Aim of the task
From the listing that follows, extract every line and set it down unaltered.

Records for this task
=====

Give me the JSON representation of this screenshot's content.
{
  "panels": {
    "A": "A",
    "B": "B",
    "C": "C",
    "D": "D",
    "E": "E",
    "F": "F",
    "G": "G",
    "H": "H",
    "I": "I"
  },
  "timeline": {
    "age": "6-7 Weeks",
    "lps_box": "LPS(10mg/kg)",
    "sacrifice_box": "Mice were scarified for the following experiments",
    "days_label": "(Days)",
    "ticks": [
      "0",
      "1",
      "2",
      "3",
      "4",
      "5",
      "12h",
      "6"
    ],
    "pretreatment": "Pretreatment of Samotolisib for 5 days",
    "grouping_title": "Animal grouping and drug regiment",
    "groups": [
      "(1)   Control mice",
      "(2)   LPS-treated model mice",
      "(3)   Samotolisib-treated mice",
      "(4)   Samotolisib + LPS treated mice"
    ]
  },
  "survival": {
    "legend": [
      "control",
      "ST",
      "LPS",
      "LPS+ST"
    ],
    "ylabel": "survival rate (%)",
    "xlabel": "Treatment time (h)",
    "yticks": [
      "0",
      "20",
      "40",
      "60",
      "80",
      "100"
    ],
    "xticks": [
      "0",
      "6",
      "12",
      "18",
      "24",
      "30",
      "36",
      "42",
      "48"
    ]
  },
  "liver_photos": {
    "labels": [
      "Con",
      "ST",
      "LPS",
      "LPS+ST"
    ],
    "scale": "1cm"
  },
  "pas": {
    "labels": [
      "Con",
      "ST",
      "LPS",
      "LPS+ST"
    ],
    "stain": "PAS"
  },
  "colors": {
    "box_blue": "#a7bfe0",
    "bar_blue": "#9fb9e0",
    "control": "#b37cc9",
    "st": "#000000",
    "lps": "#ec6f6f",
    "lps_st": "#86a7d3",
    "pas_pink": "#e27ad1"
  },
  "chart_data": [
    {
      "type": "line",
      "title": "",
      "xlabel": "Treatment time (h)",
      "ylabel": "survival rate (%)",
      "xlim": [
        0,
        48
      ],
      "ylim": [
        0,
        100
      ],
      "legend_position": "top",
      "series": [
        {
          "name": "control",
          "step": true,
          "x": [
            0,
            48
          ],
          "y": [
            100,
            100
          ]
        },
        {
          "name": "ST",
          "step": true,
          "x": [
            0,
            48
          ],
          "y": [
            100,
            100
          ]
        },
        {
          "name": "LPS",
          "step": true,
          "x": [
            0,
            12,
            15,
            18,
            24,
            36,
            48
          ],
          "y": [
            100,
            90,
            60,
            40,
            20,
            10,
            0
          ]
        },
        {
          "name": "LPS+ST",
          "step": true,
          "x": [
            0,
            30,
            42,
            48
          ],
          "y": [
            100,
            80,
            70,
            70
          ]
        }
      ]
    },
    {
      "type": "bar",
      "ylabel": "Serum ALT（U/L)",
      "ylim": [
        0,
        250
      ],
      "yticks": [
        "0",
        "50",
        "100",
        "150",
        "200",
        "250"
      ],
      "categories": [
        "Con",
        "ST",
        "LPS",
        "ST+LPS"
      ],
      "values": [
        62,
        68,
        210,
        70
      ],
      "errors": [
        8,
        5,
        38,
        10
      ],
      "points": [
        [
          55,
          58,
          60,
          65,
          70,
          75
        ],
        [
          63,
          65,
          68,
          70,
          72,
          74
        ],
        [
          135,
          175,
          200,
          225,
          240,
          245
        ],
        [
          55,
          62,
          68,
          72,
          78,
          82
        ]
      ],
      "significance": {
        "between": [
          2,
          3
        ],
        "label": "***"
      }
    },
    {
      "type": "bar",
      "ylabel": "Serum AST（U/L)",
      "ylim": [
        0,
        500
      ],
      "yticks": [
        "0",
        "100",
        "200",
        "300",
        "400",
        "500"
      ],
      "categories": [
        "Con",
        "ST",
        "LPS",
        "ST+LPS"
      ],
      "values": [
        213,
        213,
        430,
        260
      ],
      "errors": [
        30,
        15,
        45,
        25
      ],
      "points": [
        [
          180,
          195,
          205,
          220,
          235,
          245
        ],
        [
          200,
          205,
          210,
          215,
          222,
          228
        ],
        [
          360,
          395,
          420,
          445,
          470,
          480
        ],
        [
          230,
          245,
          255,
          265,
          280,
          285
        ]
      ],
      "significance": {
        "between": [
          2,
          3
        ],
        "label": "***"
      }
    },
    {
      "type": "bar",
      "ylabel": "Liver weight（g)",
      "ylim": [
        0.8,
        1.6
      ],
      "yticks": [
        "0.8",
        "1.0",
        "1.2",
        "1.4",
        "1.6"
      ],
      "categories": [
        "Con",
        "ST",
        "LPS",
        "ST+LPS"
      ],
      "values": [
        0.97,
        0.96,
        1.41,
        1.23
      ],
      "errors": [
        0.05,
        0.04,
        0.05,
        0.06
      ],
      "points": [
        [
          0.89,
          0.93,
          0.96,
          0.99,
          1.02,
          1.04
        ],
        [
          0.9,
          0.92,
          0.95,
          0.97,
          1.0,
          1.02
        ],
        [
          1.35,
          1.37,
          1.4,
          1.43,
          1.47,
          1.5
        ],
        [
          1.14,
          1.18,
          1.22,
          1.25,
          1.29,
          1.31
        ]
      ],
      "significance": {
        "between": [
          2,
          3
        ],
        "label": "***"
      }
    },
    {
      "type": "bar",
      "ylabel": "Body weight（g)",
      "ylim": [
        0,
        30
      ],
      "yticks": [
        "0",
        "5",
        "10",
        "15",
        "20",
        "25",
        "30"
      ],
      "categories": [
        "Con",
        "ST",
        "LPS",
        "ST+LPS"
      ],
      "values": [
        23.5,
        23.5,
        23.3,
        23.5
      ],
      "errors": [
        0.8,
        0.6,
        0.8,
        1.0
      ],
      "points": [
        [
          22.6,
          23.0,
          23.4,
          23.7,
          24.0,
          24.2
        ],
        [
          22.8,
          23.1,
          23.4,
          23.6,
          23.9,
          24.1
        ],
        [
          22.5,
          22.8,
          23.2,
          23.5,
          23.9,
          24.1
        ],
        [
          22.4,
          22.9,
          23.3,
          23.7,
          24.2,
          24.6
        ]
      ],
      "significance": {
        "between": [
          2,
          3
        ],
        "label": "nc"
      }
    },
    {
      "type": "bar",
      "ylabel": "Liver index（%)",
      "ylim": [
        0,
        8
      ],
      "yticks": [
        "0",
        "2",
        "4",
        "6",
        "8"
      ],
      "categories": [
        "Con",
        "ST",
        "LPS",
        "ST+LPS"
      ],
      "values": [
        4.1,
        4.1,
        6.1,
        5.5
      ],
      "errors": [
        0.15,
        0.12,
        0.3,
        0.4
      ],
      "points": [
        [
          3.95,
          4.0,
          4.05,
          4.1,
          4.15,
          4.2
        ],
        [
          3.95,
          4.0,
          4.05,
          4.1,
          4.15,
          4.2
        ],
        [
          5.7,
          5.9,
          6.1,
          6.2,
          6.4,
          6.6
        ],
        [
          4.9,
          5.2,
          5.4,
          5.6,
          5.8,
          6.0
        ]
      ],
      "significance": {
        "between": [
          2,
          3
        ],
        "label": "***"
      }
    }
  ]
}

=====

Solved problem
Give me the JSON representation of this screenshot's content.
{
  "panels": {
    "A": "A",
    "B": "B",
    "C": "C",
    "D": "D",
    "E": "E",
    "F": "F",
    "G": "G",
    "H": "H",
    "I": "I"
  },
  "timeline": {
    "age": "6-7 Weeks",
    "lps_box": "LPS(10mg/kg)",
    "sacrifice_box": "Mice were scarified for the following experiments",
    "days_label": "(Days)",
    "ticks": [
      "0",
      "1",
      "2",
      "3",
      "4",
      "5",
      "12h",
      "6"
    ],
    "pretreatment": "Pretreatment of Samotolisib for 5 days",
    "grouping_title": "Animal grouping and drug regiment",
    "groups": [
      "(1)   Control mice",
      "(2)   LPS-treated model mice",
      "(3)   Samotolisib-treated mice",
      "(4)   Samotolisib + LPS treated mice"
    ]
  },
  "survival": {
    "legend": [
      "control",
      "ST",
      "LPS",
      "LPS+ST"
    ],
    "ylabel": "survival rate (%)",
    "xlabel": "Treatment time (h)",
    "yticks": [
      "0",
      "20",
      "40",
      "60",
      "80",
      "100"
    ],
    "xticks": [
      "0",
      "6",
      "12",
      "18",
      "24",
      "30",
      "36",
      "42",
      "48"
    ]
  },
  "liver_photos": {
    "labels": [
      "Con",
      "ST",
      "LPS",
      "LPS+ST"
    ],
    "scale": "1cm"
  },
  "pas": {
    "labels": [
      "Con",
      "ST",
      "LPS",
      "LPS+ST"
    ],
    "stain": "PAS"
  },
  "colors": {
    "box_blue": "#a7bfe0",
    "bar_blue": "#9fb9e0",
    "control": "#b37cc9",
    "st": "#000000",
    "lps": "#ec6f6f",
    "lps_st": "#86a7d3",
    "pas_pink": "#e27ad1"
  },
  "chart_data": [
    {
      "type": "line",
      "title": "",
      "xlabel": "Treatment time (h)",
      "ylabel": "survival rate (%)",
      "xlim": [
        0,
        48
      ],
      "ylim": [
        0,
        100
      ],
      "legend_position": "top",
      "series": [
        {
          "name": "control",
          "step": true,
          "x": [
            0,
            48
          ],
          "y": [
            100,
            100
          ]
        },
        {
          "name": "ST",
          "step": true,
          "x": [
            0,
            48
          ],
          "y": [
            100,
            100
          ]
        },
        {
          "name": "LPS",
          "step": true,
          "x": [
            0,
            12,
            15,
            18,
            24,
            36,
            48
          ],
          "y": [
            100,
            90,
            60,
            40,
            20,
            10,
            0
          ]
        },
        {
          "name": "LPS+ST",
          "step": true,
          "x": [
            0,
            30,
            42,
            48
          ],
          "y": [
            100,
            80,
            70,
            70
          ]
        }
      ]
    },
    {
      "type": "bar",
      "ylabel": "Serum ALT（U/L)",
      "ylim": [
        0,
        250
      ],
      "yticks": [
        "0",
        "50",
        "100",
        "150",
        "200",
        "250"
      ],
      "categories": [
        "Con",
        "ST",
        "LPS",
        "ST+LPS"
      ],
      "values": [
        62,
        68,
        210,
        70
      ],
      "errors": [
        8,
        5,
        38,
        10
      ],
      "points": [
        [
          55,
          58,
          60,
          65,
          70,
          75
        ],
        [
          63,
          65,
          68,
          70,
          72,
          74
        ],
        [
          135,
          175,
          200,
          225,
          240,
          245
        ],
        [
          55,
          62,
          68,
          72,
          78,
          82
        ]
      ],
      "significance": {
        "between": [
          2,
          3
        ],
        "label": "***"
      }
    },
    {
      "type": "bar",
      "ylabel": "Serum AST（U/L)",
      "ylim": [
        0,
        500
      ],
      "yticks": [
        "0",
        "100",
        "200",
        "300",
        "400",
        "500"
      ],
      "categories": [
        "Con",
        "ST",
        "LPS",
        "ST+LPS"
      ],
      "values": [
        213,
        213,
        430,
        260
      ],
      "errors": [
        30,
        15,
        45,
        25
      ],
      "points": [
        [
          180,
          195,
          205,
          220,
          235,
          245
        ],
        [
          200,
          205,
          210,
          215,
          222,
          228
        ],
        [
          360,
          395,
          420,
          445,
          470,
          480
        ],
        [
          230,
          245,
          255,
          265,
          280,
          285
        ]
      ],
      "significance": {
        "between": [
          2,
          3
        ],
        "label": "***"
      }
    },
    {
      "type": "bar",
      "ylabel": "Liver weight（g)",
      "ylim": [
        0.8,
        1.6
      ],
      "yticks": [
        "0.8",
        "1.0",
        "1.2",
        "1.4",
        "1.6"
      ],
      "categories": [
        "Con",
        "ST",
        "LPS",
        "ST+LPS"
      ],
      "values": [
        0.97,
        0.96,
        1.41,
        1.23
      ],
      "errors": [
        0.05,
        0.04,
        0.05,
        0.06
      ],
      "points": [
        [
          0.89,
          0.93,
          0.96,
          0.99,
          1.02,
          1.04
        ],
        [
          0.9,
          0.92,
          0.95,
          0.97,
          1.0,
          1.02
        ],
        [
          1.35,
          1.37,
          1.4,
          1.43,
          1.47,
          1.5
        ],
        [
          1.14,
          1.18,
          1.22,
          1.25,
          1.29,
          1.31
        ]
      ],
      "significance": {
        "between": [
          2,
          3
        ],
        "label": "***"
      }
    },
    {
      "type": "bar",
      "ylabel": "Body weight（g)",
      "ylim": [
        0,
        30
      ],
      "yticks": [
        "0",
        "5",
        "10",
        "15",
        "20",
        "25",
        "30"
      ],
      "categories": [
        "Con",
        "ST",
        "LPS",
        "ST+LPS"
      ],
      "values": [
        23.5,
        23.5,
        23.3,
        23.5
      ],
      "errors": [
        0.8,
        0.6,
        0.8,
        1.0
      ],
      "points": [
        [
          22.6,
          23.0,
          23.4,
          23.7,
          24.0,
          24.2
        ],
        [
          22.8,
          23.1,
          23.4,
          23.6,
          23.9,
          24.1
        ],
        [
          22.5,
          22.8,
          23.2,
          23.5,
          23.9,
          24.1
        ],
        [
          22.4,
          22.9,
          23.3,
          23.7,
          24.2,
          24.6
        ]
      ],
      "significance": {
        "between": [
          2,
          3
        ],
        "label": "nc"
      }
    },
    {
      "type": "bar",
      "ylabel": "Liver index（%)",
      "ylim": [
        0,
        8
      ],
      "yticks": [
        "0",
        "2",
        "4",
        "6",
        "8"
      ],
      "categories": [
        "Con",
        "ST",
        "LPS",
        "ST+LPS"
      ],
      "values": [
        4.1,
        4.1,
        6.1,
        5.5
      ],
      "errors": [
        0.15,
        0.12,
        0.3,
        0.4
      ],
      "points": [
        [
          3.95,
          4.0,
          4.05,
          4.1,
          4.15,
          4.2
        ],
        [
          3.95,
          4.0,
          4.05,
          4.1,
          4.15,
          4.2
        ],
        [
          5.7,
          5.9,
          6.1,
          6.2,
          6.4,
          6.6
        ],
        [
          4.9,
          5.2,
          5.4,
          5.6,
          5.8,
          6.0
        ]
      ],
      "significance": {
        "between": [
          2,
          3
        ],
        "label": "***"
      }
    }
  ]
}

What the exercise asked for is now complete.